• [文書抜粋]
↓↓↓

九スポ(九州スポーツ)でしか紙面掲載されなかった好評企画がnoteで復活! プロレスリングマスター・武藤敬司にとって石川県知事となった馳浩は同世代でIWGPタッグ王座も獲得した元相棒だけにエピソードは枚挙にいとまがありません。そしてラストを飾るのは、黒いカリスマこと蝶野正洋。天才が黒いカリスマを徹底分析。驚きの「引退試合構想」をぶち上げました。(運動二部・前田聡)

WCWの大会に出場するためセントルイスを訪れた馳浩、武藤敬司、蝶野正洋(91年6月)

バックドロップで心肺停止して、三途の川と花畑を見たらしい

 馳先生は最初ジャパンプロレスでキャリアをスタートしてるんだよな。そこから(新日本プロレスに)流れてきて、やっぱり最初はライバル心みたいなものを抱いたわけだよ。レスリングで五輪に行って、いかにも「長州力のジャパン」という感じで、黒いタイツにレスリングシューズ。男くさい雰囲気だったんだよな。俺は今でもそっちの方が好きなんだけど。

↑↑↑

• [データ行]
↓↓↓

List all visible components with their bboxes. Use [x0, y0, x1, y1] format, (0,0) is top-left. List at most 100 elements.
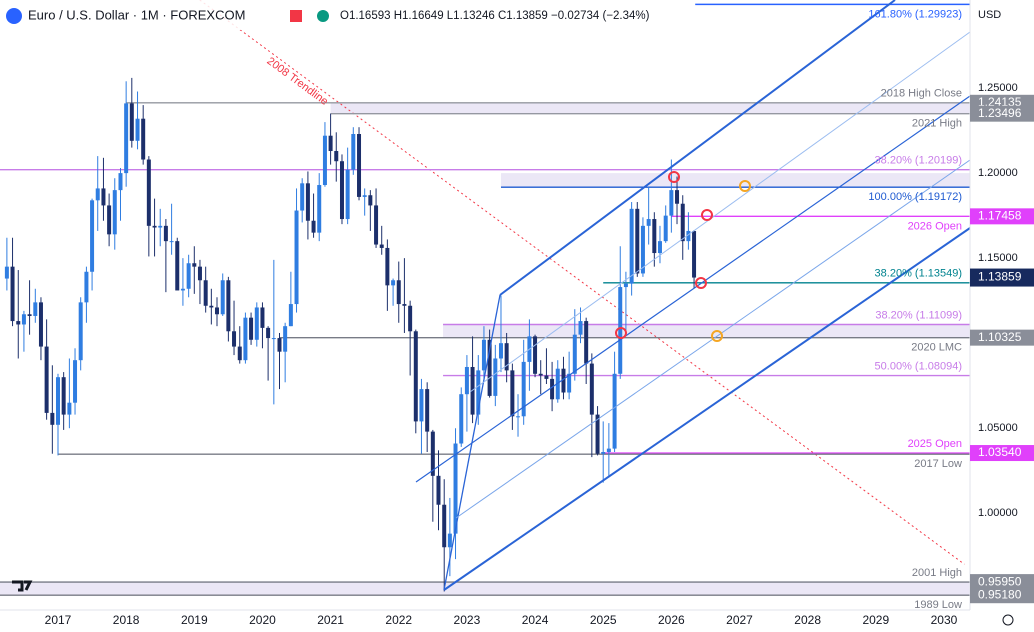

↑↑↑

• [作業] この文書抜粋の内容を二文で要約してください。 データ行はこの件に一切関係しません。

• [作業結果] 九州スポーツでしか掲載されなかった好評企画がnoteで復活し、武藤敬司にとって石川県知事となった馳浩は同世代でIWGPタッグ王座も獲得した元相棒であり、ラストを飾る蝶野正洋については驚きの「引退試合構想」が打ち出されたと紹介されています。本文では、馳浩がジャパンプロレスでキャリアを始めて新日本プロレスに移ってきたこと、当初ライバル心を抱いたこと、そして黒いタイツにレスリングシューズという男くさい雰囲気だったことが語られています。